Write out every single entry exactly.

+++ DATASET ROWS +++

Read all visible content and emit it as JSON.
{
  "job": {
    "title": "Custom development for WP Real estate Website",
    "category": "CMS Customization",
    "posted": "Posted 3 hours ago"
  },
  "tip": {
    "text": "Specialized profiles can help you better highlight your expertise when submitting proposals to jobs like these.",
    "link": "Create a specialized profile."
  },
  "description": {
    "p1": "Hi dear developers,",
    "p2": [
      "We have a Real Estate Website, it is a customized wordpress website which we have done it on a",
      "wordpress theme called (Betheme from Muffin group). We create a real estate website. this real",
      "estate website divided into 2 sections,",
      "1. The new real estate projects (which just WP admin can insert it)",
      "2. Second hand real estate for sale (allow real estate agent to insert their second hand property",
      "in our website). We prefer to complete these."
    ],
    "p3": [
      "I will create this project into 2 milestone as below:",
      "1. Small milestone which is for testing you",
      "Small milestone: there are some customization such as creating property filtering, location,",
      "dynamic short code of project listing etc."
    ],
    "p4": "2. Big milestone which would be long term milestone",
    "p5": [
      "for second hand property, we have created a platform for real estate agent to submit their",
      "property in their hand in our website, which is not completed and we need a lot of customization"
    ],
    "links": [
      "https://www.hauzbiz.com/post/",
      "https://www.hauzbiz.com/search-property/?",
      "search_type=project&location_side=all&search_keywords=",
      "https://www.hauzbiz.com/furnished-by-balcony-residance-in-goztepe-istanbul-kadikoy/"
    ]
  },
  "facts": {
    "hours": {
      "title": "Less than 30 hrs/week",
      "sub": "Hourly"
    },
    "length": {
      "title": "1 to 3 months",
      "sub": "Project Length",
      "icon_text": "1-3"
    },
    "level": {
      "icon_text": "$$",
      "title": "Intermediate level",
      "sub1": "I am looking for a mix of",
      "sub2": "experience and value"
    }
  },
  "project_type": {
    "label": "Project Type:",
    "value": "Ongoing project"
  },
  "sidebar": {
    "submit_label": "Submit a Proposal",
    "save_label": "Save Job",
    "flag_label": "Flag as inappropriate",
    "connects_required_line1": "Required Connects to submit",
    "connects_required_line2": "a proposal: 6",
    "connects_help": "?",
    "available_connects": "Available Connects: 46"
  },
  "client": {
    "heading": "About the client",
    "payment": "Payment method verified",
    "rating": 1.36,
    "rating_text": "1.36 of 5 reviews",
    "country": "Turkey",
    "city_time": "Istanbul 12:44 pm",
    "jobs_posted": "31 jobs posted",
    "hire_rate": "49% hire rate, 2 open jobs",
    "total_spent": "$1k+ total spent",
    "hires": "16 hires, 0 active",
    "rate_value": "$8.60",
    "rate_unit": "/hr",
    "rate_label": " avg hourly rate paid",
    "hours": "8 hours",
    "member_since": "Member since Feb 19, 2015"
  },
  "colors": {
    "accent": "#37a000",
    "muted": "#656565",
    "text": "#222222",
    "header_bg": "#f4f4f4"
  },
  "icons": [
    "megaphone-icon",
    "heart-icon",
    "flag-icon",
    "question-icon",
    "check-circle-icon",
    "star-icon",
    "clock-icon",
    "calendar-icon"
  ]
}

+++

* [WRITTEN REPLY]:
Read all visible content and emit it as JSON.
{
  "job": {
    "title": "Custom development for WP Real estate Website",
    "category": "CMS Customization",
    "posted": "Posted 3 hours ago"
  },
  "tip": {
    "text": "Specialized profiles can help you better highlight your expertise when submitting proposals to jobs like these.",
    "link": "Create a specialized profile."
  },
  "description": {
    "p1": "Hi dear developers,",
    "p2": [
      "We have a Real Estate Website, it is a customized wordpress website which we have done it on a",
      "wordpress theme called (Betheme from Muffin group). We create a real estate website. this real",
      "estate website divided into 2 sections,",
      "1. The new real estate projects (which just WP admin can insert it)",
      "2. Second hand real estate for sale (allow real estate agent to insert their second hand property",
      "in our website). We prefer to complete these."
    ],
    "p3": [
      "I will create this project into 2 milestone as below:",
      "1. Small milestone which is for testing you",
      "Small milestone: there are some customization such as creating property filtering, location,",
      "dynamic short code of project listing etc."
    ],
    "p4": "2. Big milestone which would be long term milestone",
    "p5": [
      "for second hand property, we have created a platform for real estate agent to submit their",
      "property in their hand in our website, which is not completed and we need a lot of customization"
    ],
    "links": [
      "https://www.hauzbiz.com/post/",
      "https://www.hauzbiz.com/search-property/?",
      "search_type=project&location_side=all&search_keywords=",
      "https://www.hauzbiz.com/furnished-by-balcony-residance-in-goztepe-istanbul-kadikoy/"
    ]
  },
  "facts": {
    "hours": {
      "title": "Less than 30 hrs/week",
      "sub": "Hourly"
    },
    "length": {
      "title": "1 to 3 months",
      "sub": "Project Length",
      "icon_text": "1-3"
    },
    "level": {
      "icon_text": "$$",
      "title": "Intermediate level",
      "sub1": "I am looking for a mix of",
      "sub2": "experience and value"
    }
  },
  "project_type": {
    "label": "Project Type:",
    "value": "Ongoing project"
  },
  "sidebar": {
    "submit_label": "Submit a Proposal",
    "save_label": "Save Job",
    "flag_label": "Flag as inappropriate",
    "connects_required_line1": "Required Connects to submit",
    "connects_required_line2": "a proposal: 6",
    "connects_help": "?",
    "available_connects": "Available Connects: 46"
  },
  "client": {
    "heading": "About the client",
    "payment": "Payment method verified",
    "rating": 1.36,
    "rating_text": "1.36 of 5 reviews",
    "country": "Turkey",
    "city_time": "Istanbul 12:44 pm",
    "jobs_posted": "31 jobs posted",
    "hire_rate": "49% hire rate, 2 open jobs",
    "total_spent": "$1k+ total spent",
    "hires": "16 hires, 0 active",
    "rate_value": "$8.60",
    "rate_unit": "/hr",
    "rate_label": " avg hourly rate paid",
    "hours": "8 hours",
    "member_since": "Member since Feb 19, 2015"
  },
  "colors": {
    "accent": "#37a000",
    "muted": "#656565",
    "text": "#222222",
    "header_bg": "#f4f4f4"
  },
  "icons": [
    "megaphone-icon",
    "heart-icon",
    "flag-icon",
    "question-icon",
    "check-circle-icon",
    "star-icon",
    "clock-icon",
    "calendar-icon"
  ]
}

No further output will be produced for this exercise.